* [What you are asked to do]
Without the pictures, give the entries below again exactly as written.

--- START OF Provided material ---

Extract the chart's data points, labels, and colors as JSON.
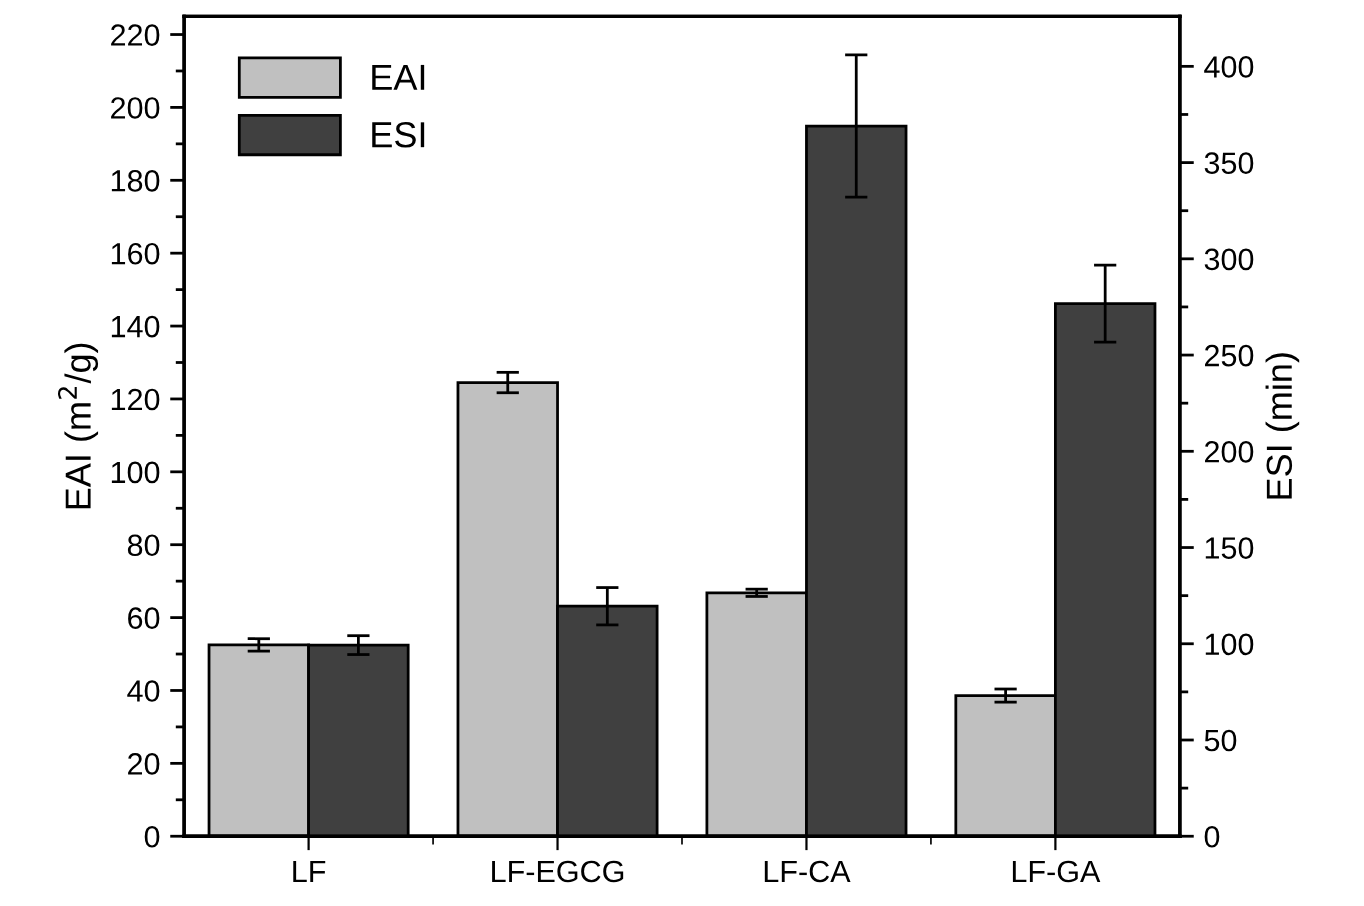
{
  "chart_data": {
    "type": "bar",
    "categories": [
      "LF",
      "LF-EGCG",
      "LF-CA",
      "LF-GA"
    ],
    "ylabel": "EAI (m$^{2}$/g)",
    "y2label": "ESI (min)",
    "series": [
      {
        "name": "EAI",
        "color": "#c0c0c0",
        "values": [
          52.5,
          124.5,
          66.8,
          38.6
        ],
        "errors": [
          1.7,
          2.8,
          1.0,
          1.8
        ]
      },
      {
        "name": "ESI",
        "color": "#404040",
        "axis": "y2",
        "values": [
          99.3,
          119.5,
          369,
          276.7
        ],
        "errors": [
          4.9,
          9.7,
          37,
          20
        ]
      }
    ],
    "ylim": [
      0,
      225
    ],
    "yticks": [
      0,
      {
        "value": 10,
        "label": null
      },
      20,
      {
        "value": 30,
        "label": null
      },
      40,
      {
        "value": 50,
        "label": null
      },
      60,
      {
        "value": 70,
        "label": null
      },
      80,
      {
        "value": 90,
        "label": null
      },
      100,
      {
        "value": 110,
        "label": null
      },
      120,
      {
        "value": 130,
        "label": null
      },
      140,
      {
        "value": 150,
        "label": null
      },
      160,
      {
        "value": 170,
        "label": null
      },
      180,
      {
        "value": 190,
        "label": null
      },
      200,
      {
        "value": 210,
        "label": null
      },
      220
    ],
    "y2lim": [
      0,
      426
    ],
    "y2ticks": [
      0,
      {
        "value": 25,
        "label": null
      },
      50,
      {
        "value": 75,
        "label": null
      },
      100,
      {
        "value": 125,
        "label": null
      },
      150,
      {
        "value": 175,
        "label": null
      },
      200,
      {
        "value": 225,
        "label": null
      },
      250,
      {
        "value": 275,
        "label": null
      },
      300,
      {
        "value": 325,
        "label": null
      },
      350,
      {
        "value": 375,
        "label": null
      },
      400
    ],
    "legend": "top left",
    "grid": false
  }
}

--- END OF Provided material ---

* [Exercise result]
Extract the chart's data points, labels, and colors as JSON.
{
  "chart_data": {
    "type": "bar",
    "categories": [
      "LF",
      "LF-EGCG",
      "LF-CA",
      "LF-GA"
    ],
    "ylabel": "EAI (m$^{2}$/g)",
    "y2label": "ESI (min)",
    "series": [
      {
        "name": "EAI",
        "color": "#c0c0c0",
        "values": [
          52.5,
          124.5,
          66.8,
          38.6
        ],
        "errors": [
          1.7,
          2.8,
          1.0,
          1.8
        ]
      },
      {
        "name": "ESI",
        "color": "#404040",
        "axis": "y2",
        "values": [
          99.3,
          119.5,
          369,
          276.7
        ],
        "errors": [
          4.9,
          9.7,
          37,
          20
        ]
      }
    ],
    "ylim": [
      0,
      225
    ],
    "yticks": [
      0,
      {
        "value": 10,
        "label": null
      },
      20,
      {
        "value": 30,
        "label": null
      },
      40,
      {
        "value": 50,
        "label": null
      },
      60,
      {
        "value": 70,
        "label": null
      },
      80,
      {
        "value": 90,
        "label": null
      },
      100,
      {
        "value": 110,
        "label": null
      },
      120,
      {
        "value": 130,
        "label": null
      },
      140,
      {
        "value": 150,
        "label": null
      },
      160,
      {
        "value": 170,
        "label": null
      },
      180,
      {
        "value": 190,
        "label": null
      },
      200,
      {
        "value": 210,
        "label": null
      },
      220
    ],
    "y2lim": [
      0,
      426
    ],
    "y2ticks": [
      0,
      {
        "value": 25,
        "label": null
      },
      50,
      {
        "value": 75,
        "label": null
      },
      100,
      {
        "value": 125,
        "label": null
      },
      150,
      {
        "value": 175,
        "label": null
      },
      200,
      {
        "value": 225,
        "label": null
      },
      250,
      {
        "value": 275,
        "label": null
      },
      300,
      {
        "value": 325,
        "label": null
      },
      350,
      {
        "value": 375,
        "label": null
      },
      400
    ],
    "legend": "top left",
    "grid": false
  }
}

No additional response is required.